• [PROBLEM DETAILS]: Repeat the whole listing below, word for word.

#### TASK INPUTS ####

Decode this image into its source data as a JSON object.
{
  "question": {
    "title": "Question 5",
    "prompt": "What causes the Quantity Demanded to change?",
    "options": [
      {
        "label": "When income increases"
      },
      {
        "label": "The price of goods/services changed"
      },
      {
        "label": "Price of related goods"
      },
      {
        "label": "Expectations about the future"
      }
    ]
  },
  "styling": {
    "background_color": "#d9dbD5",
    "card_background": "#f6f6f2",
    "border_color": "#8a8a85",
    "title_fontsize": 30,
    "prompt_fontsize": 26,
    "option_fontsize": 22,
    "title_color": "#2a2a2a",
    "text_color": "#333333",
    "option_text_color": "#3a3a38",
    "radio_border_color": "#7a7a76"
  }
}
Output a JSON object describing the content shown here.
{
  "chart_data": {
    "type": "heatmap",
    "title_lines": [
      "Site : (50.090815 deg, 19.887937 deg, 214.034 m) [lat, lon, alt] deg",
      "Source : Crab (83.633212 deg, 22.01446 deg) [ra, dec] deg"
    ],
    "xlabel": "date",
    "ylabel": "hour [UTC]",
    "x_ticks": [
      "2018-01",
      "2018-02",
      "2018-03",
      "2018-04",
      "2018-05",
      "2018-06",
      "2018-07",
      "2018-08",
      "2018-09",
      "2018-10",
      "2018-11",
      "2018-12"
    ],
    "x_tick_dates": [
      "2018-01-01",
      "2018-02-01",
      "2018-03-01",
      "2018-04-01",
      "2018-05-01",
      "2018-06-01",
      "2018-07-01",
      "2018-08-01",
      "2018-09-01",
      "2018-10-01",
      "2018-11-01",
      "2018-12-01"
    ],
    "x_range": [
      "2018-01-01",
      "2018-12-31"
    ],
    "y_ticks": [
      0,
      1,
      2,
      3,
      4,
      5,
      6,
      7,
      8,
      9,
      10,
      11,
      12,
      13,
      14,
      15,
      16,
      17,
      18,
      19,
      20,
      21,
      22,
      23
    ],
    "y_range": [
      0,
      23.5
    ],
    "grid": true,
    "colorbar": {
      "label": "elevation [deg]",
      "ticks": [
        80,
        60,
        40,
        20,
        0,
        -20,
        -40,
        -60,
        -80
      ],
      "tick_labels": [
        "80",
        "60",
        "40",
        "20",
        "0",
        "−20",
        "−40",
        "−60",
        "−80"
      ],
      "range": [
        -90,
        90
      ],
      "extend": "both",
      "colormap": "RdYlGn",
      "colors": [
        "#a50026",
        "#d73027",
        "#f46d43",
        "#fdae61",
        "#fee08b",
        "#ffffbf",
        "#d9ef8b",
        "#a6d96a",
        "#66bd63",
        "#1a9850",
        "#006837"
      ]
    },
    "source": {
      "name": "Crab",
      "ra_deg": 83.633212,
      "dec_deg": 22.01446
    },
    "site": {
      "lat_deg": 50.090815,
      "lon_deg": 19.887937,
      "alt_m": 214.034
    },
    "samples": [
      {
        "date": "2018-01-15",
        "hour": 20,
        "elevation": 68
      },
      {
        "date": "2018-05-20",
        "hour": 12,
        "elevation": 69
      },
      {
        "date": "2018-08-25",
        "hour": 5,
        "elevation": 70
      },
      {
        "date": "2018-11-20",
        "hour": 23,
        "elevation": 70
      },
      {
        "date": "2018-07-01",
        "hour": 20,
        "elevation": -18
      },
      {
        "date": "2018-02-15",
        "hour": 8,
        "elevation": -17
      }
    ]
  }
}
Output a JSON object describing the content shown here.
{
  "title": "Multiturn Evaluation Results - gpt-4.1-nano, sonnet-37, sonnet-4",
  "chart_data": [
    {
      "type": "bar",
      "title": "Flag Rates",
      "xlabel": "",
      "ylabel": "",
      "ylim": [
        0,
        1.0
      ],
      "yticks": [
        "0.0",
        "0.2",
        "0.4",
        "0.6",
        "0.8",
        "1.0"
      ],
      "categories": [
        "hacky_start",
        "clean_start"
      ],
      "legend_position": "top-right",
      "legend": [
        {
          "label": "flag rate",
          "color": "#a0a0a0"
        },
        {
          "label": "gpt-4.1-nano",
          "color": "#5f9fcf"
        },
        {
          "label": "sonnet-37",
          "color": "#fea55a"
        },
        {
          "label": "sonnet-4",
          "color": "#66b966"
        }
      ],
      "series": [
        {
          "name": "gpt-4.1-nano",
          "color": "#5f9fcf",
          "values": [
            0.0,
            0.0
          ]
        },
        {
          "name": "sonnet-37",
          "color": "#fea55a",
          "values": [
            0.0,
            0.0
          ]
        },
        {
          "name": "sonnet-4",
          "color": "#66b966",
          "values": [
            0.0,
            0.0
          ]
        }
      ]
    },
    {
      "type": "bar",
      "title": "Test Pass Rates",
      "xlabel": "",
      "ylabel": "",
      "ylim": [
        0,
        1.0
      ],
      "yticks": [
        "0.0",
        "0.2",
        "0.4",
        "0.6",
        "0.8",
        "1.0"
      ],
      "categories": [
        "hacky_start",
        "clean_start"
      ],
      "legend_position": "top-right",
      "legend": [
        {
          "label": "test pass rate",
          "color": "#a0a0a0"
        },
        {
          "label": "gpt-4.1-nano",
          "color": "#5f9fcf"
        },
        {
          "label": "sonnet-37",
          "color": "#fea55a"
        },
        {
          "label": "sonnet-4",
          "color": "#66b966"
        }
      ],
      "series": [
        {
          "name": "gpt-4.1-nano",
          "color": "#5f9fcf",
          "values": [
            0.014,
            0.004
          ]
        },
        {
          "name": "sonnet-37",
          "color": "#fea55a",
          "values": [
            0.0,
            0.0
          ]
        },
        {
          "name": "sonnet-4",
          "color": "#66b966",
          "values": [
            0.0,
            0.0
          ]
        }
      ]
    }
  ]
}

####

• [CORRECT OUTPUT]:
Decode this image into its source data as a JSON object.
{
  "question": {
    "title": "Question 5",
    "prompt": "What causes the Quantity Demanded to change?",
    "options": [
      {
        "label": "When income increases"
      },
      {
        "label": "The price of goods/services changed"
      },
      {
        "label": "Price of related goods"
      },
      {
        "label": "Expectations about the future"
      }
    ]
  },
  "styling": {
    "background_color": "#d9dbD5",
    "card_background": "#f6f6f2",
    "border_color": "#8a8a85",
    "title_fontsize": 30,
    "prompt_fontsize": 26,
    "option_fontsize": 22,
    "title_color": "#2a2a2a",
    "text_color": "#333333",
    "option_text_color": "#3a3a38",
    "radio_border_color": "#7a7a76"
  }
}
Output a JSON object describing the content shown here.
{
  "chart_data": {
    "type": "heatmap",
    "title_lines": [
      "Site : (50.090815 deg, 19.887937 deg, 214.034 m) [lat, lon, alt] deg",
      "Source : Crab (83.633212 deg, 22.01446 deg) [ra, dec] deg"
    ],
    "xlabel": "date",
    "ylabel": "hour [UTC]",
    "x_ticks": [
      "2018-01",
      "2018-02",
      "2018-03",
      "2018-04",
      "2018-05",
      "2018-06",
      "2018-07",
      "2018-08",
      "2018-09",
      "2018-10",
      "2018-11",
      "2018-12"
    ],
    "x_tick_dates": [
      "2018-01-01",
      "2018-02-01",
      "2018-03-01",
      "2018-04-01",
      "2018-05-01",
      "2018-06-01",
      "2018-07-01",
      "2018-08-01",
      "2018-09-01",
      "2018-10-01",
      "2018-11-01",
      "2018-12-01"
    ],
    "x_range": [
      "2018-01-01",
      "2018-12-31"
    ],
    "y_ticks": [
      0,
      1,
      2,
      3,
      4,
      5,
      6,
      7,
      8,
      9,
      10,
      11,
      12,
      13,
      14,
      15,
      16,
      17,
      18,
      19,
      20,
      21,
      22,
      23
    ],
    "y_range": [
      0,
      23.5
    ],
    "grid": true,
    "colorbar": {
      "label": "elevation [deg]",
      "ticks": [
        80,
        60,
        40,
        20,
        0,
        -20,
        -40,
        -60,
        -80
      ],
      "tick_labels": [
        "80",
        "60",
        "40",
        "20",
        "0",
        "−20",
        "−40",
        "−60",
        "−80"
      ],
      "range": [
        -90,
        90
      ],
      "extend": "both",
      "colormap": "RdYlGn",
      "colors": [
        "#a50026",
        "#d73027",
        "#f46d43",
        "#fdae61",
        "#fee08b",
        "#ffffbf",
        "#d9ef8b",
        "#a6d96a",
        "#66bd63",
        "#1a9850",
        "#006837"
      ]
    },
    "source": {
      "name": "Crab",
      "ra_deg": 83.633212,
      "dec_deg": 22.01446
    },
    "site": {
      "lat_deg": 50.090815,
      "lon_deg": 19.887937,
      "alt_m": 214.034
    },
    "samples": [
      {
        "date": "2018-01-15",
        "hour": 20,
        "elevation": 68
      },
      {
        "date": "2018-05-20",
        "hour": 12,
        "elevation": 69
      },
      {
        "date": "2018-08-25",
        "hour": 5,
        "elevation": 70
      },
      {
        "date": "2018-11-20",
        "hour": 23,
        "elevation": 70
      },
      {
        "date": "2018-07-01",
        "hour": 20,
        "elevation": -18
      },
      {
        "date": "2018-02-15",
        "hour": 8,
        "elevation": -17
      }
    ]
  }
}
Output a JSON object describing the content shown here.
{
  "title": "Multiturn Evaluation Results - gpt-4.1-nano, sonnet-37, sonnet-4",
  "chart_data": [
    {
      "type": "bar",
      "title": "Flag Rates",
      "xlabel": "",
      "ylabel": "",
      "ylim": [
        0,
        1.0
      ],
      "yticks": [
        "0.0",
        "0.2",
        "0.4",
        "0.6",
        "0.8",
        "1.0"
      ],
      "categories": [
        "hacky_start",
        "clean_start"
      ],
      "legend_position": "top-right",
      "legend": [
        {
          "label": "flag rate",
          "color": "#a0a0a0"
        },
        {
          "label": "gpt-4.1-nano",
          "color": "#5f9fcf"
        },
        {
          "label": "sonnet-37",
          "color": "#fea55a"
        },
        {
          "label": "sonnet-4",
          "color": "#66b966"
        }
      ],
      "series": [
        {
          "name": "gpt-4.1-nano",
          "color": "#5f9fcf",
          "values": [
            0.0,
            0.0
          ]
        },
        {
          "name": "sonnet-37",
          "color": "#fea55a",
          "values": [
            0.0,
            0.0
          ]
        },
        {
          "name": "sonnet-4",
          "color": "#66b966",
          "values": [
            0.0,
            0.0
          ]
        }
      ]
    },
    {
      "type": "bar",
      "title": "Test Pass Rates",
      "xlabel": "",
      "ylabel": "",
      "ylim": [
        0,
        1.0
      ],
      "yticks": [
        "0.0",
        "0.2",
        "0.4",
        "0.6",
        "0.8",
        "1.0"
      ],
      "categories": [
        "hacky_start",
        "clean_start"
      ],
      "legend_position": "top-right",
      "legend": [
        {
          "label": "test pass rate",
          "color": "#a0a0a0"
        },
        {
          "label": "gpt-4.1-nano",
          "color": "#5f9fcf"
        },
        {
          "label": "sonnet-37",
          "color": "#fea55a"
        },
        {
          "label": "sonnet-4",
          "color": "#66b966"
        }
      ],
      "series": [
        {
          "name": "gpt-4.1-nano",
          "color": "#5f9fcf",
          "values": [
            0.014,
            0.004
          ]
        },
        {
          "name": "sonnet-37",
          "color": "#fea55a",
          "values": [
            0.0,
            0.0
          ]
        },
        {
          "name": "sonnet-4",
          "color": "#66b966",
          "values": [
            0.0,
            0.0
          ]
        }
      ]
    }
  ]
}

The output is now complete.